[Stored items from a collection]
* * *
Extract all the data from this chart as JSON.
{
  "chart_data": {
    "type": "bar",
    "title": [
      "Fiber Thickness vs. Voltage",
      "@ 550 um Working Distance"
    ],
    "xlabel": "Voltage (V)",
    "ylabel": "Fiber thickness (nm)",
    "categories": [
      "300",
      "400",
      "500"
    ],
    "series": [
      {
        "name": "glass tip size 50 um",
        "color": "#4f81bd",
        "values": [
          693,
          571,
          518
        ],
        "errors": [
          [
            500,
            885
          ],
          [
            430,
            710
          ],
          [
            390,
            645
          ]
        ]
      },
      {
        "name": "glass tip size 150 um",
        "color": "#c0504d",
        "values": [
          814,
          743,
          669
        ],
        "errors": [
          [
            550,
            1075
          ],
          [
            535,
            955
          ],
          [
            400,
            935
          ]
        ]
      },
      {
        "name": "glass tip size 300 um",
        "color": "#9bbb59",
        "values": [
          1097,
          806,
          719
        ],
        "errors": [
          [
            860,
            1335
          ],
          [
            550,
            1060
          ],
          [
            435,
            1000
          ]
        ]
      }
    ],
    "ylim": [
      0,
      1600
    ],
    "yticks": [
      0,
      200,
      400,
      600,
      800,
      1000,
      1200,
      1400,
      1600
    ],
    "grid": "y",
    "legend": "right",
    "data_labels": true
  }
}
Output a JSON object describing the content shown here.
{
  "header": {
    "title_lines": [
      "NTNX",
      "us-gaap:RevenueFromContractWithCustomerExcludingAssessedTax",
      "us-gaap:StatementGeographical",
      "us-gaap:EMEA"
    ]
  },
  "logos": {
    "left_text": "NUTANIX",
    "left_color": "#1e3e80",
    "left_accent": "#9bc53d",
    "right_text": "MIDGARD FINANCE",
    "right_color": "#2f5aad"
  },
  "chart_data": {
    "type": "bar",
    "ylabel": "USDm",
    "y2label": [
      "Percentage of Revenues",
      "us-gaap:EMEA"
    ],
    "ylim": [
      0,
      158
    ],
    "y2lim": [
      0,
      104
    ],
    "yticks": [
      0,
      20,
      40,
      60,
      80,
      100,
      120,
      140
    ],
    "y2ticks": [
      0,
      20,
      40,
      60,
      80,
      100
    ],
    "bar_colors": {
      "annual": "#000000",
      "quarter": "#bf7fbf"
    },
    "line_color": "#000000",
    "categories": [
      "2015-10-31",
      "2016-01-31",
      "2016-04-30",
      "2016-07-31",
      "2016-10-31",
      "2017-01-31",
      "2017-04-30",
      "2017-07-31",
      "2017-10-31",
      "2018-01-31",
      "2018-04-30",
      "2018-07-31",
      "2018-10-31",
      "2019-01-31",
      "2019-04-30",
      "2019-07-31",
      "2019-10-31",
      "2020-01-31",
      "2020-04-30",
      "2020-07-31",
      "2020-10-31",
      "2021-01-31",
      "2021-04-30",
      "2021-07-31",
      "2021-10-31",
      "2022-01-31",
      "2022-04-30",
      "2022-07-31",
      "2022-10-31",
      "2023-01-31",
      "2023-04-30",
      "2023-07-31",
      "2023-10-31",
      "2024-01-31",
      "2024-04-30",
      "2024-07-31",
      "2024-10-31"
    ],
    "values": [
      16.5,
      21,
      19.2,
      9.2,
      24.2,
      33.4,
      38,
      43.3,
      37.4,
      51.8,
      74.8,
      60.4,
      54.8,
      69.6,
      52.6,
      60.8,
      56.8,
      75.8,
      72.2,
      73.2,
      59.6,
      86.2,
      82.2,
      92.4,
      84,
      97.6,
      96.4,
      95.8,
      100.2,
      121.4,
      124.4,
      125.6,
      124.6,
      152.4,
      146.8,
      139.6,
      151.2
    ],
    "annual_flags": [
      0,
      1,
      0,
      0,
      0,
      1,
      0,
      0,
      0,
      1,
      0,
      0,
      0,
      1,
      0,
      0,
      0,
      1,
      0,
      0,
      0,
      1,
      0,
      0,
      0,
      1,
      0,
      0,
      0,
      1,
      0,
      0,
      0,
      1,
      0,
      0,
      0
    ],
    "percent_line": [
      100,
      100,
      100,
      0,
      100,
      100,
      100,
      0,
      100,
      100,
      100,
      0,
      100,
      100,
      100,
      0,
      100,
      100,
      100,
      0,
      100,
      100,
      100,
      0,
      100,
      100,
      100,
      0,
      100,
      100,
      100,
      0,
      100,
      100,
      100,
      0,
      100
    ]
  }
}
* * *
Exercise prompt: Copy each line above that contains the word "ylabel".

Result for this exercise:
    "ylabel": "Fiber thickness (nm)",
    "ylabel": "USDm",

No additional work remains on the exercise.